_Aufgabe 1_. Gib den Text über die Schulen für Holz und Gestaltung in Garmisch-Partenkirchen vollständig und Wort für Wort wieder.

_Quellenauszug_.
--- --- ---

Berg und Tal

Die Zugspitze im Januar 2020


Lange mussten wir warten auf die Besichtigung der Werkstätten. Über die Coronazeit bleibt die zweite Ausbildung unseres Jüngsten sozusagen hinter verschlossenen Türen. Jetzt sind die „Schulen für Holz und Gestaltung“ in Garmisch-Partenkirchen für uns neugierige Designer eine beindruckend-positive Neuentdeckung. Im Sinne jenes schützenswerten Refugiums ist man versucht, dafür zu sorgen, dass es ein Geheimtipp bleibt, aber da wir nun mal zum Jahrgangsabschluss, mit offenen Türen, einen derart imposanten Einblick erhalten haben, mach ich’s offiziell: eine der coolsten Ausbildungs- und Hochschuleinrichtungen, die ich kenne.

--- --- ---

_Aufgabe 2_. Schreib die Auflistung ab, beginnend mit ihrer ersten Zeile und endend mit der Zeile, die „generate-example-button[interactable]: ✨ 產生案例“ enthält. Tausche dabei „bounding boxes“ gegen „coordinates“ aus und lass alles andere unverändert.

_Datenauszüge_.
--- --- ---

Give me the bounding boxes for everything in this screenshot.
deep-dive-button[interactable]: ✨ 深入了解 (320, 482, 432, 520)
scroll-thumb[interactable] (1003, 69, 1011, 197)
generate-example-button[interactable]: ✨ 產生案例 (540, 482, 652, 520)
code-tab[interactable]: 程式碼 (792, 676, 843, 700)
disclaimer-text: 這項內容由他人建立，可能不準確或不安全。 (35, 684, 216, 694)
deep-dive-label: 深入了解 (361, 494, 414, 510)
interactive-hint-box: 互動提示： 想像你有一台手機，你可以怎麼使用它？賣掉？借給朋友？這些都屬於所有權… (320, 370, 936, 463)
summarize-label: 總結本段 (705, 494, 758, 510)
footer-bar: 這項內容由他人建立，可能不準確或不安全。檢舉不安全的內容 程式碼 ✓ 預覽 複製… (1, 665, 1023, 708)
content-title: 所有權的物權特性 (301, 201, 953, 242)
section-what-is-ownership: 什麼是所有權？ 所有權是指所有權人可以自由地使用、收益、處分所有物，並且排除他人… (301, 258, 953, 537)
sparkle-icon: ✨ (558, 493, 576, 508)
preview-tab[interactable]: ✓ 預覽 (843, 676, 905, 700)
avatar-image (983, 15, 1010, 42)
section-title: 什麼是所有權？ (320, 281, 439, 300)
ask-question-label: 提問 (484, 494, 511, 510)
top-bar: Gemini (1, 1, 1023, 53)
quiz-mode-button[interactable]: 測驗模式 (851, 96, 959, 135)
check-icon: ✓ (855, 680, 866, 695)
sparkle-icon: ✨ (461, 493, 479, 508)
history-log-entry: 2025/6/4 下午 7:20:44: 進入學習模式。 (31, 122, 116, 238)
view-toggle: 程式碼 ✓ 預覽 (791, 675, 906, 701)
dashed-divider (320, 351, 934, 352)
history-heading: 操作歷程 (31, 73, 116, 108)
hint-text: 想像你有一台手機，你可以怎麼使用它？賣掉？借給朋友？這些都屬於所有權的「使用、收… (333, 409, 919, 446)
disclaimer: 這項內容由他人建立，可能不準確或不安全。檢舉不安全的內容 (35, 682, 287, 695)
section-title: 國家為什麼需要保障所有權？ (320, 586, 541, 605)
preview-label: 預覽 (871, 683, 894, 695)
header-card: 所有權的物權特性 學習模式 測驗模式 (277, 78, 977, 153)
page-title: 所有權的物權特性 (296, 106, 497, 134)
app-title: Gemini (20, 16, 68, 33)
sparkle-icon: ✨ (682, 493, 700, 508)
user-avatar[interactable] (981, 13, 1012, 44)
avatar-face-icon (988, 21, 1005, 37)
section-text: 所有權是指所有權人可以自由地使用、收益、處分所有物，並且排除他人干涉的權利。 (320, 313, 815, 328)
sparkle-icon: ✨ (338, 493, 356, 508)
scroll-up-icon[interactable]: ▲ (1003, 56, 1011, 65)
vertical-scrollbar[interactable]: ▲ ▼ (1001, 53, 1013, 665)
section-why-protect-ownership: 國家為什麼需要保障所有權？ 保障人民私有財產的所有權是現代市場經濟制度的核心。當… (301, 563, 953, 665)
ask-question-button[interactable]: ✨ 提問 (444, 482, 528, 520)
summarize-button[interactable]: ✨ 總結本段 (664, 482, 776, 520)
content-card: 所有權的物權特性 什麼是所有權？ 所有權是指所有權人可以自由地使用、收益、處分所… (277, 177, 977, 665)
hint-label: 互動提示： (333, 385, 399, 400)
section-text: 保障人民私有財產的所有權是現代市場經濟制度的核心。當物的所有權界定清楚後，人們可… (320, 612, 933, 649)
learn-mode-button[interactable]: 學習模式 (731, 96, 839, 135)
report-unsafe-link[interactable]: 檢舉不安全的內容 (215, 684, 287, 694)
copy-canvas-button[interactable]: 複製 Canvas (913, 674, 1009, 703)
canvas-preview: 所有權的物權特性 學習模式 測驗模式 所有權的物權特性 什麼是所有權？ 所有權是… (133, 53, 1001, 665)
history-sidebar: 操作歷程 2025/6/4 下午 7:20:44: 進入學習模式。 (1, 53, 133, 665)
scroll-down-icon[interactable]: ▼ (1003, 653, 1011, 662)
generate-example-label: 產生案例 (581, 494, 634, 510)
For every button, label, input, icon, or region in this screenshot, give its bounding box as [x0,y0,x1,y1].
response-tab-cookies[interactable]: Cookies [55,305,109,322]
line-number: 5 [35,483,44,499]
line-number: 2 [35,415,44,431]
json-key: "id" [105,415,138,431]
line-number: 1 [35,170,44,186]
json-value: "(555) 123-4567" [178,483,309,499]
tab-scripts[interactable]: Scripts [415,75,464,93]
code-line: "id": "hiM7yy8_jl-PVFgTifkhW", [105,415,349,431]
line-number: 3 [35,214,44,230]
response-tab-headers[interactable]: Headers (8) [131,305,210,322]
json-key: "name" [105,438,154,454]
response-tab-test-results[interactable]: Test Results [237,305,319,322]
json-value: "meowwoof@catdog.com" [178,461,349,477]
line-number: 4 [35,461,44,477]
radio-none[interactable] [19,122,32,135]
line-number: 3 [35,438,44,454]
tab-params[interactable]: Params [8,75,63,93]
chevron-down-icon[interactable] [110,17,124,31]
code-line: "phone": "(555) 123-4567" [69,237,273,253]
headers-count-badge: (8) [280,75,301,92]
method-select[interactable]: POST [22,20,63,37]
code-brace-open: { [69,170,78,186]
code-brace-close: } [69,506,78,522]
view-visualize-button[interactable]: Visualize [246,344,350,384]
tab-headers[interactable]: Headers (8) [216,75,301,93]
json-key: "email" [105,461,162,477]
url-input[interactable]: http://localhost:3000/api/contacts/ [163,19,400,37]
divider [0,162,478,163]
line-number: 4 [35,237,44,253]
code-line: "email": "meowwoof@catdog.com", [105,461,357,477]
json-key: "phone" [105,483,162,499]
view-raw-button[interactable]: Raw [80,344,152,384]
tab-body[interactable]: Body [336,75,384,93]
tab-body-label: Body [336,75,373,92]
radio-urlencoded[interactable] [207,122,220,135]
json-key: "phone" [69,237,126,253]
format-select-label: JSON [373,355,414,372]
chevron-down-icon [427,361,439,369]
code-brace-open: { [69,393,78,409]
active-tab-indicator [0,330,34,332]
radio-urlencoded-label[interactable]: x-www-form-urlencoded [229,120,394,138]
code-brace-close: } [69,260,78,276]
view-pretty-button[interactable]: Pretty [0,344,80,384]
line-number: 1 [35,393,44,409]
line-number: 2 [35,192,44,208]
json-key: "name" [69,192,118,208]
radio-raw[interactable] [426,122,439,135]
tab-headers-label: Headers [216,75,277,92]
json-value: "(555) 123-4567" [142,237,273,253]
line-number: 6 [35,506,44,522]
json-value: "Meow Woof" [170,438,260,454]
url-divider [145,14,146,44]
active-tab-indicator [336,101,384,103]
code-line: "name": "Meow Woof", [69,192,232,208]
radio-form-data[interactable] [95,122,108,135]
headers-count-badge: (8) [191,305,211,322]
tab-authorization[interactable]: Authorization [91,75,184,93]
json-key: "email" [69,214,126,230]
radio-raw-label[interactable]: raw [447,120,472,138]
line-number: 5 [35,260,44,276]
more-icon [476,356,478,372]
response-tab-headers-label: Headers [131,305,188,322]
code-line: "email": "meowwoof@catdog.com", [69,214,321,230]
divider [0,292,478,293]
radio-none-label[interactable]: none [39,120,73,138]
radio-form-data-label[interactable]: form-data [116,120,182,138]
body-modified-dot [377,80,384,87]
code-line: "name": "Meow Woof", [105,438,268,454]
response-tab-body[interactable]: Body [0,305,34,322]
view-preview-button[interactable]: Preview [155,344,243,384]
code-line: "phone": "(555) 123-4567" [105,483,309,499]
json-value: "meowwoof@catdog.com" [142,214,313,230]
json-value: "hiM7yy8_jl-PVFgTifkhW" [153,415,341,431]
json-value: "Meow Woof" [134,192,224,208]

--- --- ---

_Lösung 1_.
Berg und Tal

Die Zugspitze im Januar 2020


Lange mussten wir warten auf die Besichtigung der Werkstätten. Über die Coronazeit bleibt die zweite Ausbildung unseres Jüngsten sozusagen hinter verschlossenen Türen. Jetzt sind die „Schulen für Holz und Gestaltung“ in Garmisch-Partenkirchen für uns neugierige Designer eine beindruckend-positive Neuentdeckung. Im Sinne jenes schützenswerten Refugiums ist man versucht, dafür zu sorgen, dass es ein Geheimtipp bleibt, aber da wir nun mal zum Jahrgangsabschluss, mit offenen Türen, einen derart imposanten Einblick erhalten haben, mach ich’s offiziell: eine der coolsten Ausbildungs- und Hochschuleinrichtungen, die ich kenne.

_Lösung 2_.
Give me the coordinates for everything in this screenshot.
deep-dive-button[interactable]: ✨ 深入了解 (320, 482, 432, 520)
scroll-thumb[interactable] (1003, 69, 1011, 197)
generate-example-button[interactable]: ✨ 產生案例 (540, 482, 652, 520)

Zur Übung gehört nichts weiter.